▸ **Exercise requirements**
List each line of the data that holds the word "caption".

## START Data for this exercise

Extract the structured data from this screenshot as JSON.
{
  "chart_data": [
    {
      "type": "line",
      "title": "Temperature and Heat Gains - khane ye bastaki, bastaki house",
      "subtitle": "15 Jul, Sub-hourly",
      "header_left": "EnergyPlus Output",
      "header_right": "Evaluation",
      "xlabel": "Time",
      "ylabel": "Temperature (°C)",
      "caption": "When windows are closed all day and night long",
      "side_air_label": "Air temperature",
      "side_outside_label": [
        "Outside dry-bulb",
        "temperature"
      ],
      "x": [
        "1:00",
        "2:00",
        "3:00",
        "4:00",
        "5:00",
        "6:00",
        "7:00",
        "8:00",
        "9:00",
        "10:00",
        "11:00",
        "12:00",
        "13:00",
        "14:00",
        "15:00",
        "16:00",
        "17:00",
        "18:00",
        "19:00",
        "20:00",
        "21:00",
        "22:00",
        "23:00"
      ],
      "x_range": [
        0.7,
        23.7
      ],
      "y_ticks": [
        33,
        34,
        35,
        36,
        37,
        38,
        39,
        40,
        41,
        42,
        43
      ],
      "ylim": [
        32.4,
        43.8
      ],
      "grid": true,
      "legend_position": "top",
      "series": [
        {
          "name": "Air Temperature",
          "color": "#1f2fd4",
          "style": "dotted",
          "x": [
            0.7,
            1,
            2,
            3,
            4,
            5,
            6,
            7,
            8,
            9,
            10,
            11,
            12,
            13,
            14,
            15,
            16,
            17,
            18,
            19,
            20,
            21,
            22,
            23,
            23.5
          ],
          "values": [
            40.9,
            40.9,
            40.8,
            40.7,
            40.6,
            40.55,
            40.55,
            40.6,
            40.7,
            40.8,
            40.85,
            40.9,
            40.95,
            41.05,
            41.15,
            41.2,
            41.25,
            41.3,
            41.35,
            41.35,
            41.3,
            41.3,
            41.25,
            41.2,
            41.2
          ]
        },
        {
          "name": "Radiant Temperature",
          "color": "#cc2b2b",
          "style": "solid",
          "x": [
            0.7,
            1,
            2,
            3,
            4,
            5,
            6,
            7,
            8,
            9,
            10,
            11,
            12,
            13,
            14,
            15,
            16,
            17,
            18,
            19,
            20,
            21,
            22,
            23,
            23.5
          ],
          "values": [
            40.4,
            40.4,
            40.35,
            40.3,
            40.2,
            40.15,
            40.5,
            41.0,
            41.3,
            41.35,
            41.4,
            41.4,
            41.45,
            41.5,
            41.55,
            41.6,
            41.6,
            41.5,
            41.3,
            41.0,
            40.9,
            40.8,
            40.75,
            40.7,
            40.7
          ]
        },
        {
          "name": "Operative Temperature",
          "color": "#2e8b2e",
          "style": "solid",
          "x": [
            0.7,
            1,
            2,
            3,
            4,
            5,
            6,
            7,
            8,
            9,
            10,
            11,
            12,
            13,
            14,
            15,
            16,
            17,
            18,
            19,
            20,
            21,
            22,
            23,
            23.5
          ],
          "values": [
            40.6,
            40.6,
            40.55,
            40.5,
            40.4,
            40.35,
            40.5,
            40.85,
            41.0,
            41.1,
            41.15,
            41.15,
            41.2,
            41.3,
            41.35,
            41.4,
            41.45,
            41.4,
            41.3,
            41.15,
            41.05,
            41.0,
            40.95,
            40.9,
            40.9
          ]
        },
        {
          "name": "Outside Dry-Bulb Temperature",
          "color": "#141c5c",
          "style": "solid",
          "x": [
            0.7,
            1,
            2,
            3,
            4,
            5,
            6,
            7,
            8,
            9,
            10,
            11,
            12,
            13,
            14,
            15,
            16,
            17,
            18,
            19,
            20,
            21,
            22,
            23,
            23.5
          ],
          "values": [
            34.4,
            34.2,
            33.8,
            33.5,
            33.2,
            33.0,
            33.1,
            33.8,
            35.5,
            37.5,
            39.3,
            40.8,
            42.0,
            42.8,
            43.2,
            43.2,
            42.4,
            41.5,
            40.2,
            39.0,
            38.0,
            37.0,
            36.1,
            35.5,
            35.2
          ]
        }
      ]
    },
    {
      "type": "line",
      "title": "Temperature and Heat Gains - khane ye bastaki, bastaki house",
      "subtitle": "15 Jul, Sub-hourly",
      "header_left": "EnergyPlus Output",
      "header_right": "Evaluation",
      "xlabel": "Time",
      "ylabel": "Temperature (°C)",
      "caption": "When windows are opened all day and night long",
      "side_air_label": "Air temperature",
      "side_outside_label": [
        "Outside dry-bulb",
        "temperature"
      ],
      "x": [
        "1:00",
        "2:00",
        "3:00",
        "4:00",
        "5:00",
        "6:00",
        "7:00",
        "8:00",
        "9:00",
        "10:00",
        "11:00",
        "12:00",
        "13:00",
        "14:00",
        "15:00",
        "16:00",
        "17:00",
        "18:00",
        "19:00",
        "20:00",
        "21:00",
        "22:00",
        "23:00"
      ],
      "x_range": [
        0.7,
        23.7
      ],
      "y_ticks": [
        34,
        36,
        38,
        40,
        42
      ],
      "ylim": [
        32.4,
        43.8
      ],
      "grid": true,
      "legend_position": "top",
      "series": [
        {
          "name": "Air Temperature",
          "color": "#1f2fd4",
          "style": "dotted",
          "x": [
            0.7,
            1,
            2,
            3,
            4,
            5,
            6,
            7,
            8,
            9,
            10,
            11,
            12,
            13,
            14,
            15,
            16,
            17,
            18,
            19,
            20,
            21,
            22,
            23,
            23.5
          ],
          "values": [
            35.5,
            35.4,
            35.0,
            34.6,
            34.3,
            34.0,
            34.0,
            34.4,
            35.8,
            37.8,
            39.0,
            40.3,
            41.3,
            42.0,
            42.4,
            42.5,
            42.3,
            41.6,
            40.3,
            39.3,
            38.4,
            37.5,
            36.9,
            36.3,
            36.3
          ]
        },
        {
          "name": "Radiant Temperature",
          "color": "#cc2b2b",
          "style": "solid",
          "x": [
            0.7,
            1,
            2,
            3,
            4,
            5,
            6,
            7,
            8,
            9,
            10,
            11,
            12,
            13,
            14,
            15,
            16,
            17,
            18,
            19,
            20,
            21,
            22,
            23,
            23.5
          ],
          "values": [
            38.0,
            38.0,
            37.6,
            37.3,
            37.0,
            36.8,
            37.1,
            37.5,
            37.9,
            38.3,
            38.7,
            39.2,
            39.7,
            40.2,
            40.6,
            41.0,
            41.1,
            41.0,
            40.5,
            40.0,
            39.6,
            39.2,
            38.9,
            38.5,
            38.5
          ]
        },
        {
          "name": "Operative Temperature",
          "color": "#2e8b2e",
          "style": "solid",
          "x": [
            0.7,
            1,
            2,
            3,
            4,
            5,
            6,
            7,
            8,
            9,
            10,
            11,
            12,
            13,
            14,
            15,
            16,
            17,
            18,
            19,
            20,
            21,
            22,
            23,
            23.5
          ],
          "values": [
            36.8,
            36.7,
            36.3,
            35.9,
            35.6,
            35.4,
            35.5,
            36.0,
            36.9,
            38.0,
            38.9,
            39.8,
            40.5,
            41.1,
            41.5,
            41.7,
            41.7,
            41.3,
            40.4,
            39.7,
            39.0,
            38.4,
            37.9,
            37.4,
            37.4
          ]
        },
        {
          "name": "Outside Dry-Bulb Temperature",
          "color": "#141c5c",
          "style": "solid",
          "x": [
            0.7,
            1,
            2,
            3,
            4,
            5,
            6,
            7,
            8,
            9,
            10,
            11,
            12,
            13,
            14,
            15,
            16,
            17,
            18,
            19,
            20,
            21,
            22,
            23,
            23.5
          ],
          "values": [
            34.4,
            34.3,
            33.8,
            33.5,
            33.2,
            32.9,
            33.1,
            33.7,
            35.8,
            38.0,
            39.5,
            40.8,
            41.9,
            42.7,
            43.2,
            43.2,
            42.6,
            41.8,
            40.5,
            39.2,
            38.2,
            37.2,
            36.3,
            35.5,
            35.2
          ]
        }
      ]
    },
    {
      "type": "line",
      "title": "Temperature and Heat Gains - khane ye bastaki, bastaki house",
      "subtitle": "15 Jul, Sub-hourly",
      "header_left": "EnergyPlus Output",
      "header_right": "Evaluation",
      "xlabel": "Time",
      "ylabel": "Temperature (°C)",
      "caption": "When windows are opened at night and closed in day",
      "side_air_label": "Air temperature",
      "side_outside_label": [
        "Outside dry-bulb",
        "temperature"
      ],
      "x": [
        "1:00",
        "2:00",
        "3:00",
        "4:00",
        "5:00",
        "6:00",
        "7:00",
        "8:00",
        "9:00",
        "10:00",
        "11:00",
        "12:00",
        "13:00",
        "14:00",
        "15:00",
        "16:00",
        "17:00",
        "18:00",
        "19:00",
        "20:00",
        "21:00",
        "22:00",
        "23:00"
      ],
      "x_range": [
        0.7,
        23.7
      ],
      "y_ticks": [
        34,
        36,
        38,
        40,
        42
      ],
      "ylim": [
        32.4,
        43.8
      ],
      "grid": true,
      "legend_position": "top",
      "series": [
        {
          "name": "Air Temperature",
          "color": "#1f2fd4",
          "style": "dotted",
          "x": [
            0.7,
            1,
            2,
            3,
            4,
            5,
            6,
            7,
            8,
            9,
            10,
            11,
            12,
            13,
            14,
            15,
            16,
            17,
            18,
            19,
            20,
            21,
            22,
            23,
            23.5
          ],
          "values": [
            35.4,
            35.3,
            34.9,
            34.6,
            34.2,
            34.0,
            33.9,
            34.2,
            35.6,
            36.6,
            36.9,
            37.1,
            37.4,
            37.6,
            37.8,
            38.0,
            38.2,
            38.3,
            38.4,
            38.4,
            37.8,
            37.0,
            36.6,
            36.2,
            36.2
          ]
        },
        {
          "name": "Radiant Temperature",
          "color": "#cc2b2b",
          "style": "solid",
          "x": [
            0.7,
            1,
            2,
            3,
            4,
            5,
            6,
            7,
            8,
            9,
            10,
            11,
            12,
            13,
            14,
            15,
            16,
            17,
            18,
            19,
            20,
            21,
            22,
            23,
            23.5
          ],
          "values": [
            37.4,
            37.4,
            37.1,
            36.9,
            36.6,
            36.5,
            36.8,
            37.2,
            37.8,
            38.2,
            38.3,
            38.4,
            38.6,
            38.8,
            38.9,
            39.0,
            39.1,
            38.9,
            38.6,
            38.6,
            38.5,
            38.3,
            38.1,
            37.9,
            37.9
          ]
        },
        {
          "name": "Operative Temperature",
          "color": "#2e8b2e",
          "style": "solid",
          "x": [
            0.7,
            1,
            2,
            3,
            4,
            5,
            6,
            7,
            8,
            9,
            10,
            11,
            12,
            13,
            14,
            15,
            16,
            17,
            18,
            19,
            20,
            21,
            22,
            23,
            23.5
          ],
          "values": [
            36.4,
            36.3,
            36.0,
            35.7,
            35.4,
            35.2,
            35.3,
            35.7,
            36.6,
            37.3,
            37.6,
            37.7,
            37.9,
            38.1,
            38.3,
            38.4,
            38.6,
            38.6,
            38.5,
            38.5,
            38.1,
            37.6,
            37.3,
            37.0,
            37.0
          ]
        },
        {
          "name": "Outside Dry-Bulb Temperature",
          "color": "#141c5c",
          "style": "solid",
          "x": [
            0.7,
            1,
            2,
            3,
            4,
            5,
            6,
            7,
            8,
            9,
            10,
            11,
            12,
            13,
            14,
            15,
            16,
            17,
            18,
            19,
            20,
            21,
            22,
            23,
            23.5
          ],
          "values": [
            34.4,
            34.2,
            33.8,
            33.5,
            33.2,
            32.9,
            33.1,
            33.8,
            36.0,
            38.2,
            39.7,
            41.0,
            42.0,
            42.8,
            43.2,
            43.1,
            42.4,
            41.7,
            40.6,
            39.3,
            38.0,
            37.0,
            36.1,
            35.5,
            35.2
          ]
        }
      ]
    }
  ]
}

## END Data for this exercise

▸ **Exercise output**
      "caption": "When windows are closed all day and night long",
      "caption": "When windows are opened all day and night long",
      "caption": "When windows are opened at night and closed in day",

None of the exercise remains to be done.